-- start of Data for processing --

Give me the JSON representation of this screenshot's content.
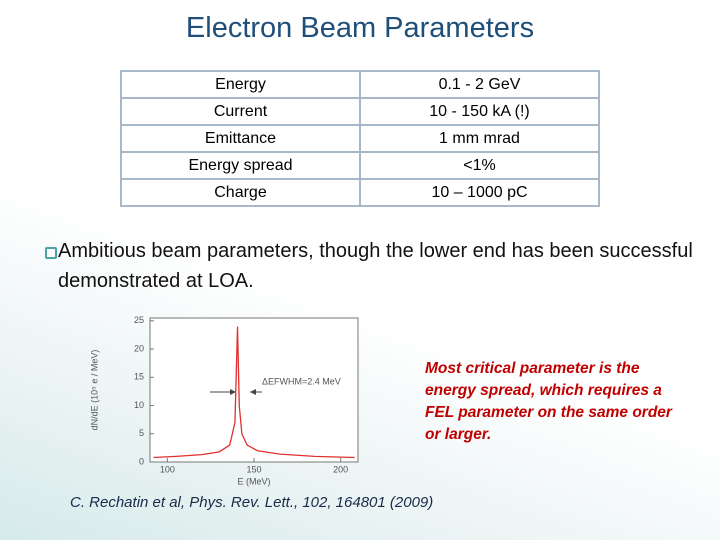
{
  "title": "Electron Beam Parameters",
  "table": {
    "rows": [
      [
        "Energy",
        "0.1 - 2 GeV"
      ],
      [
        "Current",
        "10 - 150 kA (!)"
      ],
      [
        "Emittance",
        "1 mm mrad"
      ],
      [
        "Energy spread",
        "<1%"
      ],
      [
        "Charge",
        "10 – 1000 pC"
      ]
    ]
  },
  "bullet": "Ambitious beam parameters, though the lower end has been successful demonstrated at LOA.",
  "note": "Most critical parameter is the energy spread, which requires a FEL parameter on the same order or larger.",
  "citation": "C. Rechatin et al, Phys. Rev. Lett., 102, 164801 (2009)",
  "chart_data": {
    "type": "line",
    "x": [
      92,
      105,
      120,
      130,
      136,
      139,
      140.5,
      141.5,
      143,
      146,
      152,
      165,
      185,
      208
    ],
    "values": [
      0.8,
      1.0,
      1.3,
      1.8,
      3,
      7,
      24,
      10,
      5,
      3,
      2,
      1.4,
      1.0,
      0.8
    ],
    "color": "#e03030",
    "xlim": [
      90,
      210
    ],
    "ylim": [
      0,
      25.5
    ],
    "xticks": [
      100,
      150,
      200
    ],
    "yticks": [
      0,
      5,
      10,
      15,
      20,
      25
    ],
    "xlabel": "E (MeV)",
    "ylabel": "dN/dE (10⁵ e / MeV)",
    "annotation": "ΔEFWHM=2.4 MeV"
  }
}
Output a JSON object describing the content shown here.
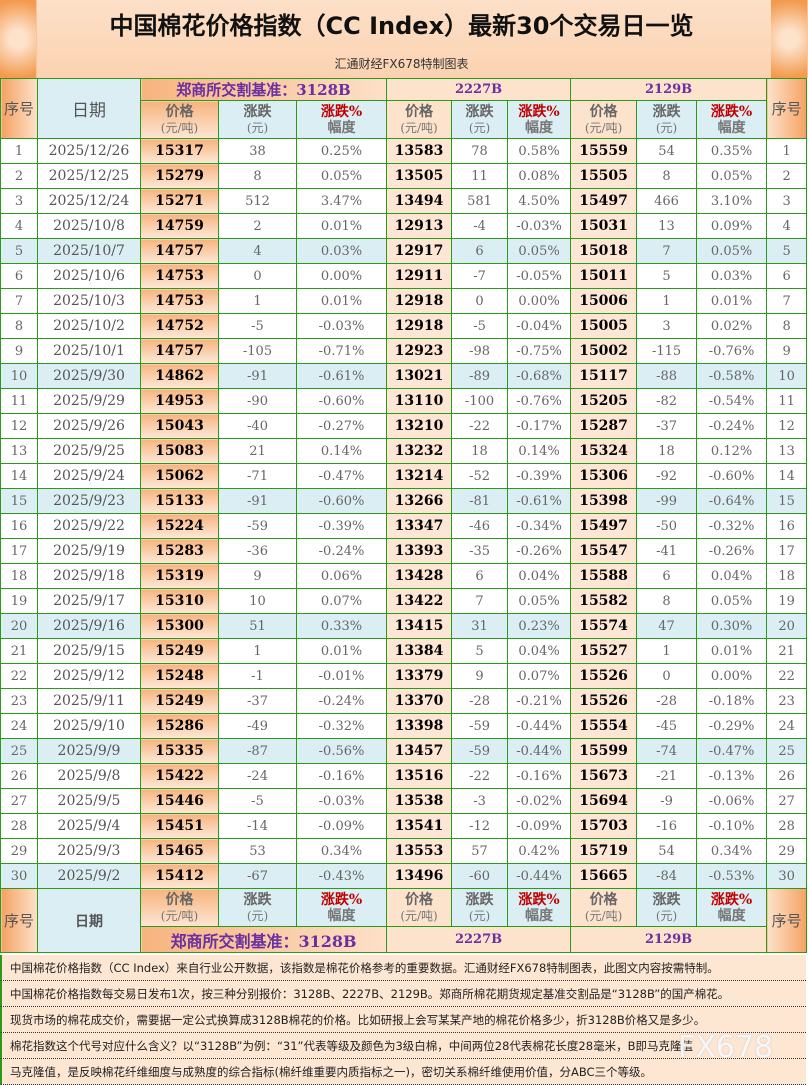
{
  "title": "中国棉花价格指数（CC Index）最新30个交易日一览",
  "subtitle": "汇通财经FX678特制图表",
  "headers": {
    "seq": "序号",
    "date": "日期",
    "price": "价格",
    "price_unit": "(元/吨)",
    "chg": "涨跌",
    "chg_unit": "(元)",
    "pct": "涨跌%",
    "pct2": "幅度"
  },
  "groups": [
    "郑商所交割基准：3128B",
    "2227B",
    "2129B"
  ],
  "rows": [
    [
      "1",
      "2025/12/26",
      "15317",
      "38",
      "0.25%",
      "13583",
      "78",
      "0.58%",
      "15559",
      "54",
      "0.35%"
    ],
    [
      "2",
      "2025/12/25",
      "15279",
      "8",
      "0.05%",
      "13505",
      "11",
      "0.08%",
      "15505",
      "8",
      "0.05%"
    ],
    [
      "3",
      "2025/12/24",
      "15271",
      "512",
      "3.47%",
      "13494",
      "581",
      "4.50%",
      "15497",
      "466",
      "3.10%"
    ],
    [
      "4",
      "2025/10/8",
      "14759",
      "2",
      "0.01%",
      "12913",
      "-4",
      "-0.03%",
      "15031",
      "13",
      "0.09%"
    ],
    [
      "5",
      "2025/10/7",
      "14757",
      "4",
      "0.03%",
      "12917",
      "6",
      "0.05%",
      "15018",
      "7",
      "0.05%"
    ],
    [
      "6",
      "2025/10/6",
      "14753",
      "0",
      "0.00%",
      "12911",
      "-7",
      "-0.05%",
      "15011",
      "5",
      "0.03%"
    ],
    [
      "7",
      "2025/10/3",
      "14753",
      "1",
      "0.01%",
      "12918",
      "0",
      "0.00%",
      "15006",
      "1",
      "0.01%"
    ],
    [
      "8",
      "2025/10/2",
      "14752",
      "-5",
      "-0.03%",
      "12918",
      "-5",
      "-0.04%",
      "15005",
      "3",
      "0.02%"
    ],
    [
      "9",
      "2025/10/1",
      "14757",
      "-105",
      "-0.71%",
      "12923",
      "-98",
      "-0.75%",
      "15002",
      "-115",
      "-0.76%"
    ],
    [
      "10",
      "2025/9/30",
      "14862",
      "-91",
      "-0.61%",
      "13021",
      "-89",
      "-0.68%",
      "15117",
      "-88",
      "-0.58%"
    ],
    [
      "11",
      "2025/9/29",
      "14953",
      "-90",
      "-0.60%",
      "13110",
      "-100",
      "-0.76%",
      "15205",
      "-82",
      "-0.54%"
    ],
    [
      "12",
      "2025/9/26",
      "15043",
      "-40",
      "-0.27%",
      "13210",
      "-22",
      "-0.17%",
      "15287",
      "-37",
      "-0.24%"
    ],
    [
      "13",
      "2025/9/25",
      "15083",
      "21",
      "0.14%",
      "13232",
      "18",
      "0.14%",
      "15324",
      "18",
      "0.12%"
    ],
    [
      "14",
      "2025/9/24",
      "15062",
      "-71",
      "-0.47%",
      "13214",
      "-52",
      "-0.39%",
      "15306",
      "-92",
      "-0.60%"
    ],
    [
      "15",
      "2025/9/23",
      "15133",
      "-91",
      "-0.60%",
      "13266",
      "-81",
      "-0.61%",
      "15398",
      "-99",
      "-0.64%"
    ],
    [
      "16",
      "2025/9/22",
      "15224",
      "-59",
      "-0.39%",
      "13347",
      "-46",
      "-0.34%",
      "15497",
      "-50",
      "-0.32%"
    ],
    [
      "17",
      "2025/9/19",
      "15283",
      "-36",
      "-0.24%",
      "13393",
      "-35",
      "-0.26%",
      "15547",
      "-41",
      "-0.26%"
    ],
    [
      "18",
      "2025/9/18",
      "15319",
      "9",
      "0.06%",
      "13428",
      "6",
      "0.04%",
      "15588",
      "6",
      "0.04%"
    ],
    [
      "19",
      "2025/9/17",
      "15310",
      "10",
      "0.07%",
      "13422",
      "7",
      "0.05%",
      "15582",
      "8",
      "0.05%"
    ],
    [
      "20",
      "2025/9/16",
      "15300",
      "51",
      "0.33%",
      "13415",
      "31",
      "0.23%",
      "15574",
      "47",
      "0.30%"
    ],
    [
      "21",
      "2025/9/15",
      "15249",
      "1",
      "0.01%",
      "13384",
      "5",
      "0.04%",
      "15527",
      "1",
      "0.01%"
    ],
    [
      "22",
      "2025/9/12",
      "15248",
      "-1",
      "-0.01%",
      "13379",
      "9",
      "0.07%",
      "15526",
      "0",
      "0.00%"
    ],
    [
      "23",
      "2025/9/11",
      "15249",
      "-37",
      "-0.24%",
      "13370",
      "-28",
      "-0.21%",
      "15526",
      "-28",
      "-0.18%"
    ],
    [
      "24",
      "2025/9/10",
      "15286",
      "-49",
      "-0.32%",
      "13398",
      "-59",
      "-0.44%",
      "15554",
      "-45",
      "-0.29%"
    ],
    [
      "25",
      "2025/9/9",
      "15335",
      "-87",
      "-0.56%",
      "13457",
      "-59",
      "-0.44%",
      "15599",
      "-74",
      "-0.47%"
    ],
    [
      "26",
      "2025/9/8",
      "15422",
      "-24",
      "-0.16%",
      "13516",
      "-22",
      "-0.16%",
      "15673",
      "-21",
      "-0.13%"
    ],
    [
      "27",
      "2025/9/5",
      "15446",
      "-5",
      "-0.03%",
      "13538",
      "-3",
      "-0.02%",
      "15694",
      "-9",
      "-0.06%"
    ],
    [
      "28",
      "2025/9/4",
      "15451",
      "-14",
      "-0.09%",
      "13541",
      "-12",
      "-0.09%",
      "15703",
      "-16",
      "-0.10%"
    ],
    [
      "29",
      "2025/9/3",
      "15465",
      "53",
      "0.34%",
      "13553",
      "57",
      "0.42%",
      "15719",
      "54",
      "0.34%"
    ],
    [
      "30",
      "2025/9/2",
      "15412",
      "-67",
      "-0.43%",
      "13496",
      "-60",
      "-0.44%",
      "15665",
      "-84",
      "-0.53%"
    ]
  ],
  "notes": [
    "中国棉花价格指数（CC Index）来自行业公开数据，该指数是棉花价格参考的重要数据。汇通财经FX678特制图表，此图文内容按需特制。",
    "中国棉花价格指数每交易日发布1次，按三种分别报价：3128B、2227B、2129B。郑商所棉花期货规定基准交割品是“3128B”的国产棉花。",
    "现货市场的棉花成交价，需要据一定公式换算成3128B棉花的价格。比如研报上会写某某产地的棉花价格多少，折3128B价格又是多少。",
    "棉花指数这个代号对应什么含义？以“3128B”为例：“31”代表等级及颜色为3级白棉，中间两位28代表棉花长度28毫米，B即马克隆值",
    "马克隆值，是反映棉花纤维细度与成熟度的综合指标(棉纤维重要内质指标之一)，密切关系棉纤维使用价值，分ABC三个等级。"
  ],
  "watermark": "FX678",
  "colors": {
    "border": "#2a9a1a",
    "orange": "#f39a4e",
    "header_blue": "#dbeef4",
    "group_purple": "#6a2fa0",
    "pct_red": "#c00000"
  }
}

-- end of Data for processing --

### Set task
Isolate each line of the listing above that includes "JSON". Copy it.

### Full solution
Give me the JSON representation of this screenshot's content.
Output a JSON object describing the content shown here.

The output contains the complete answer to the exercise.